Once upon a time in a WordPress far far away, there lived a single individual adding themes to the repository, there were almost no real rules or requirements besides being secure, not a copy of another theme and programmed halfway decently.

Then without warning, the Theme Review team was formed, Guidelines were updated/modified, and members of the WordPress community formed together to take on the daunting task of assuring the themes that go on the repository are up to a certain specification.

The Theme Unit Test to help designers make sure their themes are up to visual compliance was updated.  Plugins like Theme Check, Log Deprecated Notices and Debogger were created to help with making sure themes are created to the best potential they can be.

Those hopeful band of militant code raiders who review every theme on the repository even established their own world on the web, the WPTRT (WordPress Theme Review Team)’s Website even got a couple people looking it over once in awhile.   Weirdly enough, those WPTRT team member’s even reached out the community as a whole for their input!

So? You want to add your theme to the WordPress.org repository?  Well guess what, .. there are requirements, they need to be met.  With the advent of 3.1 the requirements are getting more involved.

It has been discussed amongst the community leads and theme review team that the WPTRT is going to start focusing more towards recommending and even requiring that themes submitted utilize as much of the core API as possible when creating your themes.

This includes utilizing the core Settings API for theme’s options pages as well as the usage of add_theme_page() instead of add_menu_page() or add_submenu_page(), custom_header, custom background and more.    If  WordPress has the code to do it, the WPTRT wants you to use it instead of creating your own.

THIS IS NOT A BAD THING.  The more WordPress API is used, the slicker, faster and better running your code will be.   The more ‘familiar’ WordPress users will be to find the location of what they are looking for.

While a lot of the theme review is recommendations, please read the Theme Review guide thoroughly because there are some serious requirements.   When uploading your theme to the WordPress.org repository you’re only wasting the theme review teams time and yours by not following the guidelines, just sitting in the queue waiting to be rejected because you didn’t use the Theme Unit Test or any of those plugins aforementioned is really a let down.

  1. Read the guidelines of what the Theme Review team (WPTRT) is asking for.
  2. Use the plugins to verify your theme will pass BEFORE uploading your theme to the repository.
  3. Verify your site will look good and pass the Theme Unit Test
  4. C o m m u n i c a t e.  Ask questions on how to if you need to.
  5. Make sure that after the_content() is used that you clear:both; you clear floats. /happens to everyone/
  6. Do *NOT* Upload the same theme but with a different ‘look’ on it.   The WPTRT will not accept themes that have the same programming just different ‘look’.    Pick one to be a parent theme and learn how to create child-themes and make those different looks child-themes instead.

Remember recommendations don’t mean you have to, they just mean you should, while required means the theme “must” be done that way.

### YOUR INSTRUCTIONS
In the passage on WordPress theme review, reproduce word for word the stretch from "5. Make sure" through "looks child-themes instead.".

### SUPPLIED RECORDS
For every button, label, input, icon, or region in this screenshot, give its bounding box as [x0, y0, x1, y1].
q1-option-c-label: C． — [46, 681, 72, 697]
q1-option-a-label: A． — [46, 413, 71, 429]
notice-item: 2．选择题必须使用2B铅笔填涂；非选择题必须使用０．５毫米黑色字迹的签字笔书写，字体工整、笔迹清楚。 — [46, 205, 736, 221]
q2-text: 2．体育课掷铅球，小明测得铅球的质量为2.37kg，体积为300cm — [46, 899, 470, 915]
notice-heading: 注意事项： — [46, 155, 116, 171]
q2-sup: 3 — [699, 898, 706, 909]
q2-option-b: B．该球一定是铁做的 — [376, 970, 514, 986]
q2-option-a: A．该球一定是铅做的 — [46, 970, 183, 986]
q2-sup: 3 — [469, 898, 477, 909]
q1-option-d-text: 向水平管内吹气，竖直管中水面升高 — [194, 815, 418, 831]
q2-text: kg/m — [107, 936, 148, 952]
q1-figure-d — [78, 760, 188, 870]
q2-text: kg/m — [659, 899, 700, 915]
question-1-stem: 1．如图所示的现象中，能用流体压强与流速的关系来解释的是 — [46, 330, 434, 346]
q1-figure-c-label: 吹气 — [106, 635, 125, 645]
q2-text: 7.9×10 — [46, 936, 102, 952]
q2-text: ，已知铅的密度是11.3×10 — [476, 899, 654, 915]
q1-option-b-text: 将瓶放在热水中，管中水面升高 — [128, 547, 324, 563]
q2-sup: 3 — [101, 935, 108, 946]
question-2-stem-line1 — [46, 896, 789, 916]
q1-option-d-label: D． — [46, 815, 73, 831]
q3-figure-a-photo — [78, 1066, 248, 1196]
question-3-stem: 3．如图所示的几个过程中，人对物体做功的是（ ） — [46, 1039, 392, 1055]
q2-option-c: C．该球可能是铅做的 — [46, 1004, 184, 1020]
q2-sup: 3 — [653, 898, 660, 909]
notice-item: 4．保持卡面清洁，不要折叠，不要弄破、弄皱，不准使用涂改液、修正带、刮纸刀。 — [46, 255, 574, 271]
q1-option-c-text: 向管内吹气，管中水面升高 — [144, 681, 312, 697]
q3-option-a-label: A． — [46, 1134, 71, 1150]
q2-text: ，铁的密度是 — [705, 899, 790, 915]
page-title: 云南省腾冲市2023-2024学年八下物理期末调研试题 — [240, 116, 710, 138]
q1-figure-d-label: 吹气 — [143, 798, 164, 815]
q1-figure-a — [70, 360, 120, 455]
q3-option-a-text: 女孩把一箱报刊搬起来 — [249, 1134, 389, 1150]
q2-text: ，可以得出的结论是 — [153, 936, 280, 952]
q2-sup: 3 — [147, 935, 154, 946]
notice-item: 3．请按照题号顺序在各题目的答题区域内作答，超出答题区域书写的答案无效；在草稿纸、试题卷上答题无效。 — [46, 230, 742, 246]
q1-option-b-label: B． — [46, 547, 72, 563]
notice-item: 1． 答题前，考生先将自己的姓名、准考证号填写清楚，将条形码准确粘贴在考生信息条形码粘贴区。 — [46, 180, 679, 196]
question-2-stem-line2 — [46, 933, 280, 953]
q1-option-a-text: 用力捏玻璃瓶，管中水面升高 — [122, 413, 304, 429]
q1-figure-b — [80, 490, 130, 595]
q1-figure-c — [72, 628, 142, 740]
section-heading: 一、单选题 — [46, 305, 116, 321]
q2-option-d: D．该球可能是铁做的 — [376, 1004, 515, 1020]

### RESPONSE FOR THIS EXERCISE
5. Make sure that after the_content() is used that you clear:both; you clear floats. /happens to everyone/
  6. Do *NOT* Upload the same theme but with a different ‘look’ on it.   The WPTRT will not accept themes that have the same programming just different ‘look’.    Pick one to be a parent theme and learn how to create child-themes and make those different looks child-themes instead.